Copy each line exactly. Drop every picture.

===============

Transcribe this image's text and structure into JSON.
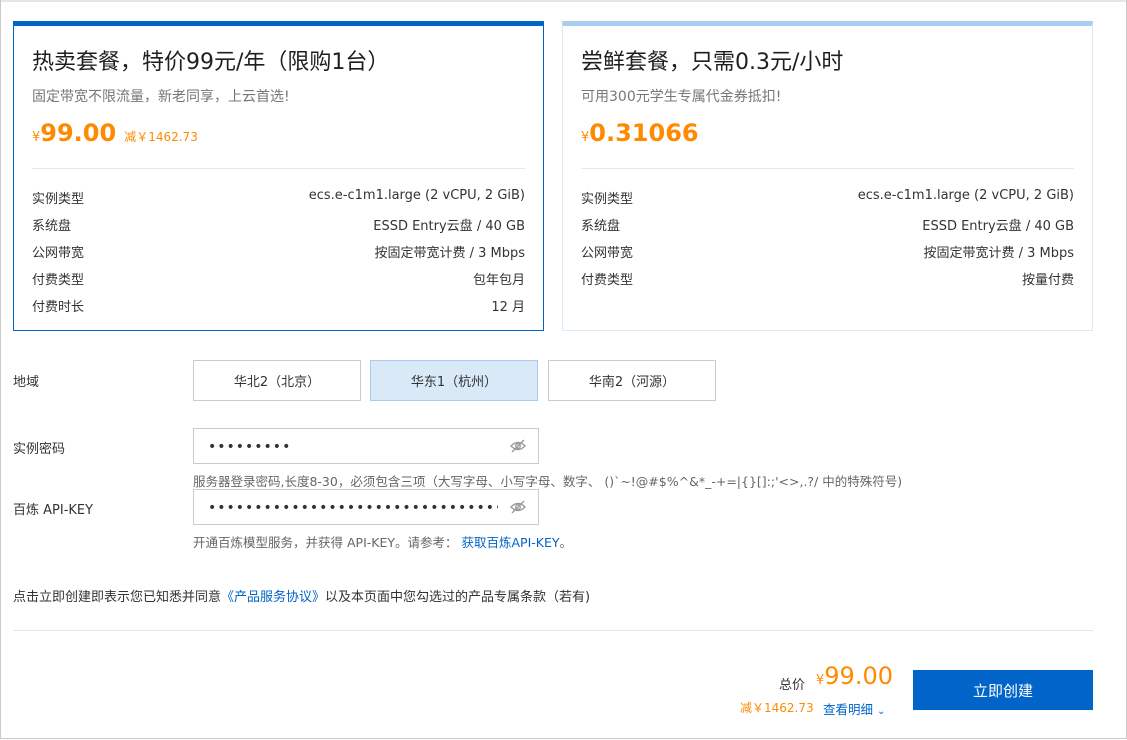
{
  "plans": [
    {
      "title": "热卖套餐，特价99元/年（限购1台）",
      "subtitle": "固定带宽不限流量，新老同享，上云首选!",
      "currency": "¥",
      "price": "99.00",
      "savings": "减￥1462.73",
      "specs": [
        {
          "label": "实例类型",
          "value": "ecs.e-c1m1.large (2 vCPU, 2 GiB)"
        },
        {
          "label": "系统盘",
          "value": "ESSD Entry云盘 / 40 GB"
        },
        {
          "label": "公网带宽",
          "value": "按固定带宽计费 / 3 Mbps"
        },
        {
          "label": "付费类型",
          "value": "包年包月"
        },
        {
          "label": "付费时长",
          "value": "12 月"
        }
      ]
    },
    {
      "title": "尝鲜套餐，只需0.3元/小时",
      "subtitle": "可用300元学生专属代金券抵扣!",
      "currency": "¥",
      "price": "0.31066",
      "specs": [
        {
          "label": "实例类型",
          "value": "ecs.e-c1m1.large (2 vCPU, 2 GiB)"
        },
        {
          "label": "系统盘",
          "value": "ESSD Entry云盘 / 40 GB"
        },
        {
          "label": "公网带宽",
          "value": "按固定带宽计费 / 3 Mbps"
        },
        {
          "label": "付费类型",
          "value": "按量付费"
        }
      ]
    }
  ],
  "region": {
    "label": "地域",
    "options": [
      "华北2（北京）",
      "华东1（杭州）",
      "华南2（河源）"
    ],
    "selected": "华东1（杭州）"
  },
  "password": {
    "label": "实例密码",
    "value": "•••••••••",
    "hint": "服务器登录密码,长度8-30，必须包含三项（大写字母、小写字母、数字、 ()`~!@#$%^&*_-+=|{}[]:;'<>,.?/ 中的特殊符号)"
  },
  "apikey": {
    "label": "百炼 API-KEY",
    "value": "•••••••••••••••••••••••••••••••••••",
    "hint_prefix": "开通百炼模型服务，并获得 API-KEY。请参考：",
    "hint_link": "获取百炼API-KEY",
    "hint_suffix": "。"
  },
  "agreement": {
    "prefix": "点击立即创建即表示您已知悉并同意",
    "link": "《产品服务协议》",
    "suffix": "以及本页面中您勾选过的产品专属条款（若有)"
  },
  "footer": {
    "total_label": "总价",
    "currency": "¥",
    "total_price": "99.00",
    "savings": "减￥1462.73",
    "detail_link": "查看明细",
    "create_button": "立即创建"
  },
  "colors": {
    "primary": "#0064c8",
    "price": "#ff8a00"
  }
}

===============

• **Exercise response**
Transcribe this image's text and structure into JSON.
{
  "plans": [
    {
      "title": "热卖套餐，特价99元/年（限购1台）",
      "subtitle": "固定带宽不限流量，新老同享，上云首选!",
      "currency": "¥",
      "price": "99.00",
      "savings": "减￥1462.73",
      "specs": [
        {
          "label": "实例类型",
          "value": "ecs.e-c1m1.large (2 vCPU, 2 GiB)"
        },
        {
          "label": "系统盘",
          "value": "ESSD Entry云盘 / 40 GB"
        },
        {
          "label": "公网带宽",
          "value": "按固定带宽计费 / 3 Mbps"
        },
        {
          "label": "付费类型",
          "value": "包年包月"
        },
        {
          "label": "付费时长",
          "value": "12 月"
        }
      ]
    },
    {
      "title": "尝鲜套餐，只需0.3元/小时",
      "subtitle": "可用300元学生专属代金券抵扣!",
      "currency": "¥",
      "price": "0.31066",
      "specs": [
        {
          "label": "实例类型",
          "value": "ecs.e-c1m1.large (2 vCPU, 2 GiB)"
        },
        {
          "label": "系统盘",
          "value": "ESSD Entry云盘 / 40 GB"
        },
        {
          "label": "公网带宽",
          "value": "按固定带宽计费 / 3 Mbps"
        },
        {
          "label": "付费类型",
          "value": "按量付费"
        }
      ]
    }
  ],
  "region": {
    "label": "地域",
    "options": [
      "华北2（北京）",
      "华东1（杭州）",
      "华南2（河源）"
    ],
    "selected": "华东1（杭州）"
  },
  "password": {
    "label": "实例密码",
    "value": "•••••••••",
    "hint": "服务器登录密码,长度8-30，必须包含三项（大写字母、小写字母、数字、 ()`~!@#$%^&*_-+=|{}[]:;'<>,.?/ 中的特殊符号)"
  },
  "apikey": {
    "label": "百炼 API-KEY",
    "value": "•••••••••••••••••••••••••••••••••••",
    "hint_prefix": "开通百炼模型服务，并获得 API-KEY。请参考：",
    "hint_link": "获取百炼API-KEY",
    "hint_suffix": "。"
  },
  "agreement": {
    "prefix": "点击立即创建即表示您已知悉并同意",
    "link": "《产品服务协议》",
    "suffix": "以及本页面中您勾选过的产品专属条款（若有)"
  },
  "footer": {
    "total_label": "总价",
    "currency": "¥",
    "total_price": "99.00",
    "savings": "减￥1462.73",
    "detail_link": "查看明细",
    "create_button": "立即创建"
  },
  "colors": {
    "primary": "#0064c8",
    "price": "#ff8a00"
  }
}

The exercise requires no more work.